Print the listing that follows, character for character.

......

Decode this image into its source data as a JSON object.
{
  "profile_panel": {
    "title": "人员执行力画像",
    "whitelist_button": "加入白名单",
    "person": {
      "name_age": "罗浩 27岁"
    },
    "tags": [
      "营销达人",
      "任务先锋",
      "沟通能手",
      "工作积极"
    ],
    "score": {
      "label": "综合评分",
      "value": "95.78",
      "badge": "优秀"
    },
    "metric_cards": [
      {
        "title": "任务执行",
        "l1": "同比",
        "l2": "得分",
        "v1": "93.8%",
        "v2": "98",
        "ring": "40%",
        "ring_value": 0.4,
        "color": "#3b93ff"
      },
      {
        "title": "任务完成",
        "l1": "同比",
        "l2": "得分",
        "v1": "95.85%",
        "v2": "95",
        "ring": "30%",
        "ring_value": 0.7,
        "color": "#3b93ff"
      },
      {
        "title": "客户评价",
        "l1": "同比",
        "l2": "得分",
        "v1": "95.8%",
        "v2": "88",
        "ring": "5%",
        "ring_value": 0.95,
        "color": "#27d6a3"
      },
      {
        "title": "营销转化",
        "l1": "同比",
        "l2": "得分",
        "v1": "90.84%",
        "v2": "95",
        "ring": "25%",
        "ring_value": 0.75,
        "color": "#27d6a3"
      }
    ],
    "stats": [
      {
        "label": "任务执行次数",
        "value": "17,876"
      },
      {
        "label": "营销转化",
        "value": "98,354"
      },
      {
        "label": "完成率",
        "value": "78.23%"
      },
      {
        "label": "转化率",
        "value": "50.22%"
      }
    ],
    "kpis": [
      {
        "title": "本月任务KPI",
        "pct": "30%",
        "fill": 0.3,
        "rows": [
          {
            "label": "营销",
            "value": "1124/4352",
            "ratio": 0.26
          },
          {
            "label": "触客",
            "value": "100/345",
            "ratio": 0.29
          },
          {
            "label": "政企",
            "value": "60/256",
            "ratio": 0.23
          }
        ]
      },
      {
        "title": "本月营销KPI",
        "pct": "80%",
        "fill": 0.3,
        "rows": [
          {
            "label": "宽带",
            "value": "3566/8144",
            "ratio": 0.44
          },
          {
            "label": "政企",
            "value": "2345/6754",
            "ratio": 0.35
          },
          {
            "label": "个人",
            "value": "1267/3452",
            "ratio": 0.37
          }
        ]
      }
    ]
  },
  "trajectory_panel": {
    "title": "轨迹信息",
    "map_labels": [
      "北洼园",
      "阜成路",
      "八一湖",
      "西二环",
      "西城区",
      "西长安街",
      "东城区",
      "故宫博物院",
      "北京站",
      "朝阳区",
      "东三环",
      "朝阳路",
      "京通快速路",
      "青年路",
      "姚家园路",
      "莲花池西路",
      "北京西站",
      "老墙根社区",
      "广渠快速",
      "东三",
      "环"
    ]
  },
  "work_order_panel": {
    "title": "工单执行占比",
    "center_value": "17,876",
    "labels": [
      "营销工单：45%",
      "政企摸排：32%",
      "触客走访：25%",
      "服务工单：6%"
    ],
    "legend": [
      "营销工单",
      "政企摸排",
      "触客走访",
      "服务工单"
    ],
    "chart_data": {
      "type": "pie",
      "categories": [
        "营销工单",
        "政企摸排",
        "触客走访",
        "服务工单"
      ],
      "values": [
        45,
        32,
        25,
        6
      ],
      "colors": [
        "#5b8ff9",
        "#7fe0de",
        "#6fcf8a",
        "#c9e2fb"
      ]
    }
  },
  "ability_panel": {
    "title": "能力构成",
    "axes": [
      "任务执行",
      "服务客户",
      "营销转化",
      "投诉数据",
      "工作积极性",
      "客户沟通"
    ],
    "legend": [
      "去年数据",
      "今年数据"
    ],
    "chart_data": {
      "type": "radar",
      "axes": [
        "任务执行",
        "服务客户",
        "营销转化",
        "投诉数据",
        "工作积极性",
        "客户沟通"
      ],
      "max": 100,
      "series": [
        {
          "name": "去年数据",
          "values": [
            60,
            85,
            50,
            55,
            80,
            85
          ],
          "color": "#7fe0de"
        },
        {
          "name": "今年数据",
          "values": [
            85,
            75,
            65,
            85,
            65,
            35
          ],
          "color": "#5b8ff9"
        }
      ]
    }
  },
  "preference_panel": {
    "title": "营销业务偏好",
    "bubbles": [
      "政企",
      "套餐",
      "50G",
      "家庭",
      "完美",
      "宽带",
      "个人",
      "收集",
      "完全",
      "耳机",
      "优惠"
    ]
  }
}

......

▶ FULL RESPONSE
Decode this image into its source data as a JSON object.
{
  "profile_panel": {
    "title": "人员执行力画像",
    "whitelist_button": "加入白名单",
    "person": {
      "name_age": "罗浩 27岁"
    },
    "tags": [
      "营销达人",
      "任务先锋",
      "沟通能手",
      "工作积极"
    ],
    "score": {
      "label": "综合评分",
      "value": "95.78",
      "badge": "优秀"
    },
    "metric_cards": [
      {
        "title": "任务执行",
        "l1": "同比",
        "l2": "得分",
        "v1": "93.8%",
        "v2": "98",
        "ring": "40%",
        "ring_value": 0.4,
        "color": "#3b93ff"
      },
      {
        "title": "任务完成",
        "l1": "同比",
        "l2": "得分",
        "v1": "95.85%",
        "v2": "95",
        "ring": "30%",
        "ring_value": 0.7,
        "color": "#3b93ff"
      },
      {
        "title": "客户评价",
        "l1": "同比",
        "l2": "得分",
        "v1": "95.8%",
        "v2": "88",
        "ring": "5%",
        "ring_value": 0.95,
        "color": "#27d6a3"
      },
      {
        "title": "营销转化",
        "l1": "同比",
        "l2": "得分",
        "v1": "90.84%",
        "v2": "95",
        "ring": "25%",
        "ring_value": 0.75,
        "color": "#27d6a3"
      }
    ],
    "stats": [
      {
        "label": "任务执行次数",
        "value": "17,876"
      },
      {
        "label": "营销转化",
        "value": "98,354"
      },
      {
        "label": "完成率",
        "value": "78.23%"
      },
      {
        "label": "转化率",
        "value": "50.22%"
      }
    ],
    "kpis": [
      {
        "title": "本月任务KPI",
        "pct": "30%",
        "fill": 0.3,
        "rows": [
          {
            "label": "营销",
            "value": "1124/4352",
            "ratio": 0.26
          },
          {
            "label": "触客",
            "value": "100/345",
            "ratio": 0.29
          },
          {
            "label": "政企",
            "value": "60/256",
            "ratio": 0.23
          }
        ]
      },
      {
        "title": "本月营销KPI",
        "pct": "80%",
        "fill": 0.3,
        "rows": [
          {
            "label": "宽带",
            "value": "3566/8144",
            "ratio": 0.44
          },
          {
            "label": "政企",
            "value": "2345/6754",
            "ratio": 0.35
          },
          {
            "label": "个人",
            "value": "1267/3452",
            "ratio": 0.37
          }
        ]
      }
    ]
  },
  "trajectory_panel": {
    "title": "轨迹信息",
    "map_labels": [
      "北洼园",
      "阜成路",
      "八一湖",
      "西二环",
      "西城区",
      "西长安街",
      "东城区",
      "故宫博物院",
      "北京站",
      "朝阳区",
      "东三环",
      "朝阳路",
      "京通快速路",
      "青年路",
      "姚家园路",
      "莲花池西路",
      "北京西站",
      "老墙根社区",
      "广渠快速",
      "东三",
      "环"
    ]
  },
  "work_order_panel": {
    "title": "工单执行占比",
    "center_value": "17,876",
    "labels": [
      "营销工单：45%",
      "政企摸排：32%",
      "触客走访：25%",
      "服务工单：6%"
    ],
    "legend": [
      "营销工单",
      "政企摸排",
      "触客走访",
      "服务工单"
    ],
    "chart_data": {
      "type": "pie",
      "categories": [
        "营销工单",
        "政企摸排",
        "触客走访",
        "服务工单"
      ],
      "values": [
        45,
        32,
        25,
        6
      ],
      "colors": [
        "#5b8ff9",
        "#7fe0de",
        "#6fcf8a",
        "#c9e2fb"
      ]
    }
  },
  "ability_panel": {
    "title": "能力构成",
    "axes": [
      "任务执行",
      "服务客户",
      "营销转化",
      "投诉数据",
      "工作积极性",
      "客户沟通"
    ],
    "legend": [
      "去年数据",
      "今年数据"
    ],
    "chart_data": {
      "type": "radar",
      "axes": [
        "任务执行",
        "服务客户",
        "营销转化",
        "投诉数据",
        "工作积极性",
        "客户沟通"
      ],
      "max": 100,
      "series": [
        {
          "name": "去年数据",
          "values": [
            60,
            85,
            50,
            55,
            80,
            85
          ],
          "color": "#7fe0de"
        },
        {
          "name": "今年数据",
          "values": [
            85,
            75,
            65,
            85,
            65,
            35
          ],
          "color": "#5b8ff9"
        }
      ]
    }
  },
  "preference_panel": {
    "title": "营销业务偏好",
    "bubbles": [
      "政企",
      "套餐",
      "50G",
      "家庭",
      "完美",
      "宽带",
      "个人",
      "收集",
      "完全",
      "耳机",
      "优惠"
    ]
  }
}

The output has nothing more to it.